● **Exercise prompt**
Count how many lines hold the string "взрывопожароопасных". Give that number alone.

● **Supplied entries**
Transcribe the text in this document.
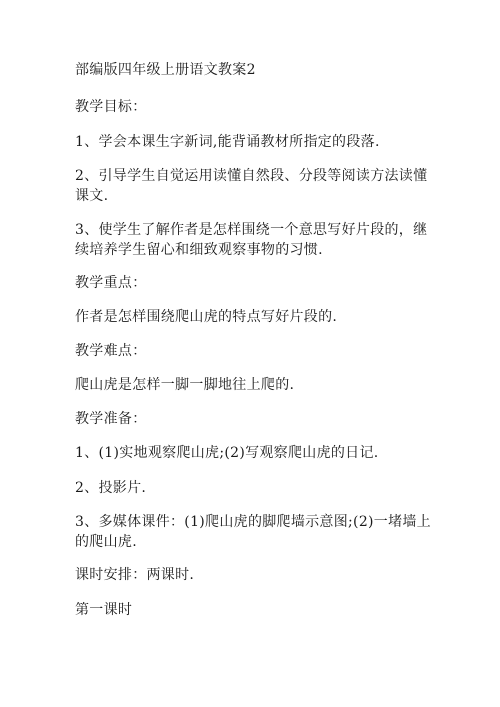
部编版四年级上册语文教案2
教学目标：
1、学会本课生字新词,能背诵教材所指定的段落.
2、引导学生自觉运用读懂自然段、分段等阅读方法读懂课文.
3、使学生了解作者是怎样围绕一个意思写好片段的，继续培养学生留心和细致观察事物的习惯.
教学重点：
作者是怎样围绕爬山虎的特点写好片段的.
教学难点：
爬山虎是怎样一脚一脚地往上爬的.
教学准备：
1、(1)实地观察爬山虎;(2)写观察爬山虎的日记.
2、投影片.
3、多媒体课件：(1)爬山虎的脚爬墙示意图;(2)一堵墙上的爬山虎.
课时安排：两课时.
第一课时
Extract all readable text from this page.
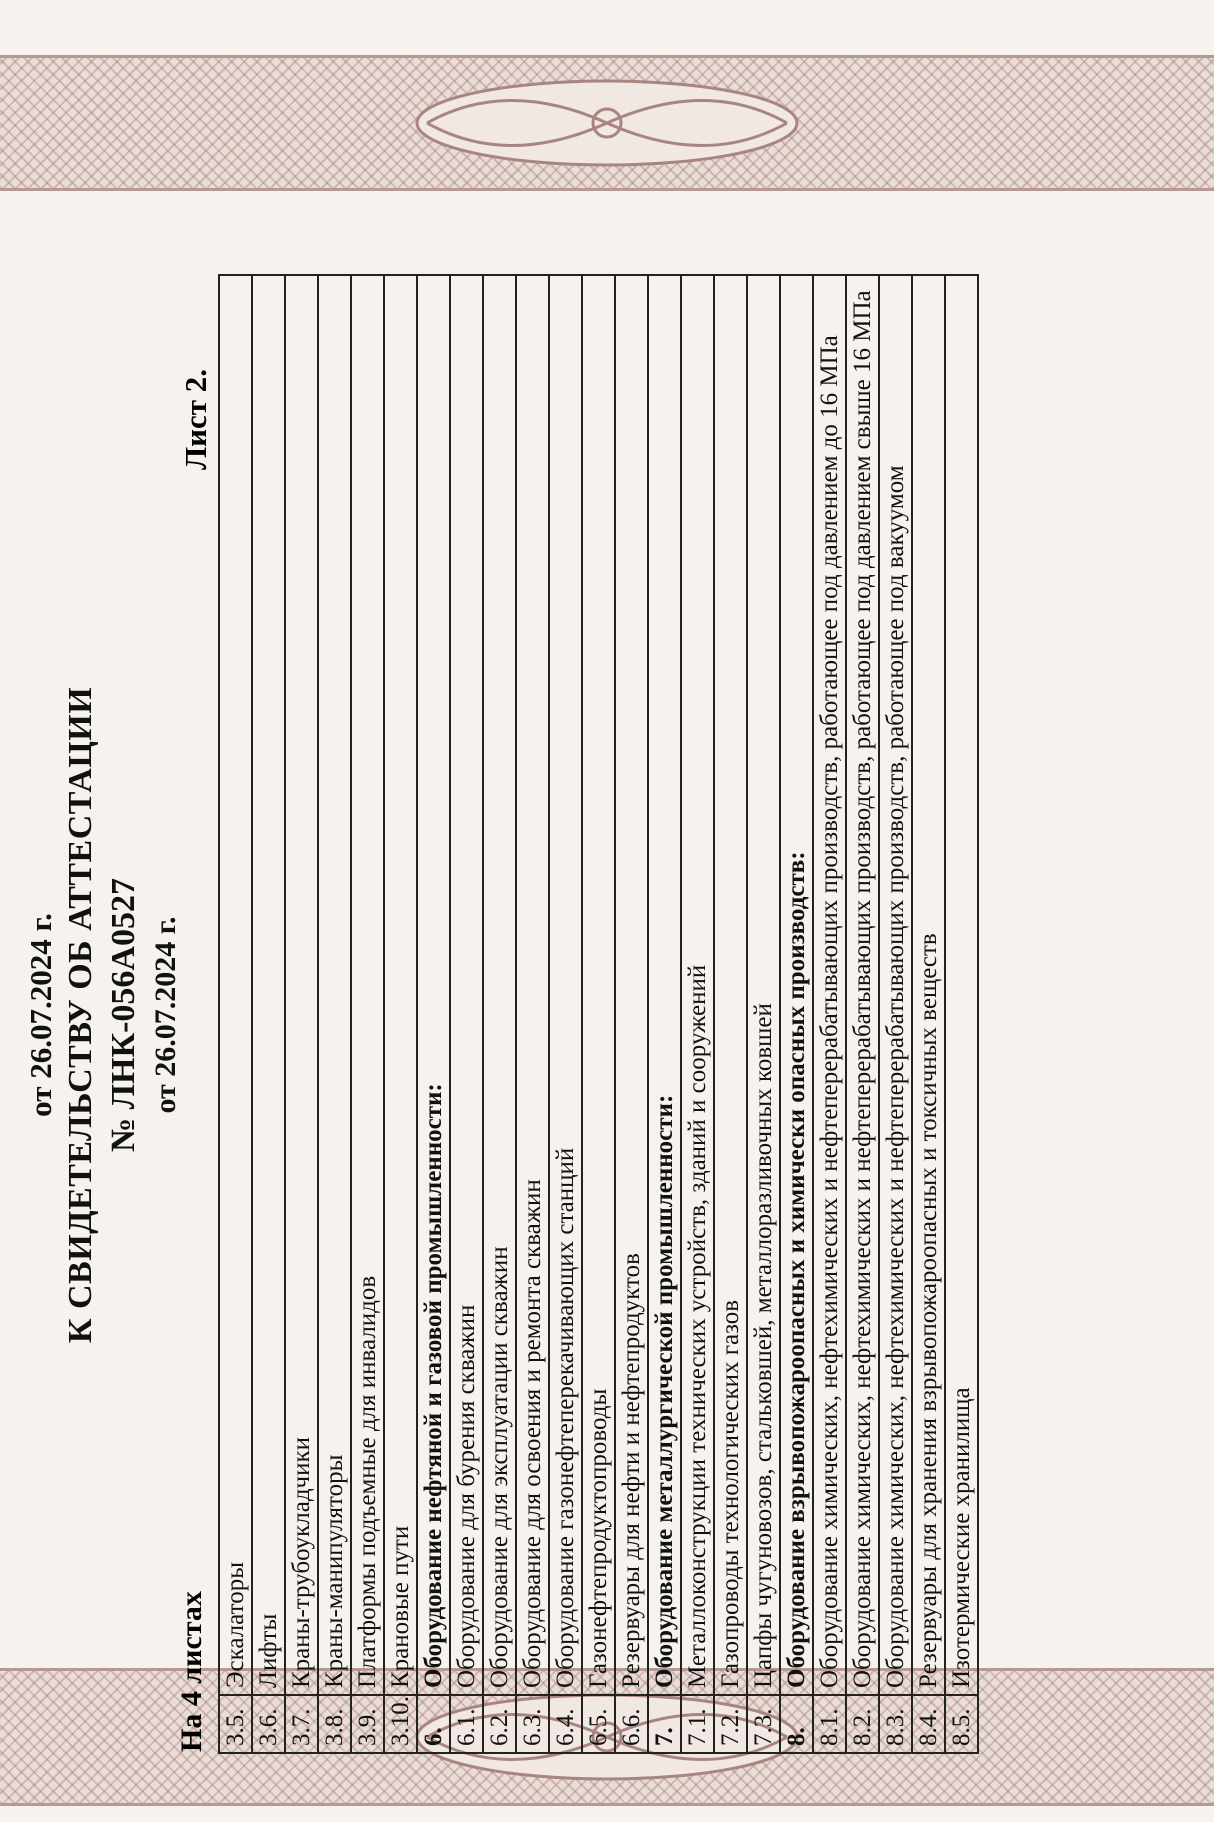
от 26.07.2024 г. К СВИДЕТЕЛЬСТВУ ОБ АТТЕСТАЦИИ № ЛНК-056А0527 от 26.07.2024 г.
На 4 листах
Лист 2.
3.5.	Эскалаторы
3.6.	Лифты
3.7.	Краны-трубоукладчики
3.8.	Краны-манипуляторы
3.9.	Платформы подъемные для инвалидов
3.10.	Крановые пути
6.	Оборудование нефтяной и газовой промышленности:
6.1.	Оборудование для бурения скважин
6.2.	Оборудование для эксплуатации скважин
6.3.	Оборудование для освоения и ремонта скважин
6.4.	Оборудование газонефтеперекачивающих станций
6.5.	Газонефтепродуктопроводы
6.6.	Резервуары для нефти и нефтепродуктов
7.	Оборудование металлургической промышленности:
7.1.	Металлоконструкции технических устройств, зданий и сооружений
7.2.	Газопроводы технологических газов
7.3.	Цапфы чугуновозов, стальковшей, металлоразливочных ковшей
8.	Оборудование взрывопожароопасных и химически опасных производств:
8.1.	Оборудование химических, нефтехимических и нефтеперерабатывающих производств, работающее под давлением до 16 МПа
8.2.	Оборудование химических, нефтехимических и нефтеперерабатывающих производств, работающее под давлением свыше 16 МПа
8.3.	Оборудование химических, нефтехимических и нефтеперерабатывающих производств, работающее под вакуумом
8.4.	Резервуары для хранения взрывопожароопасных и токсичных веществ
8.5.	Изотермические хранилища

● **Exercise output**
2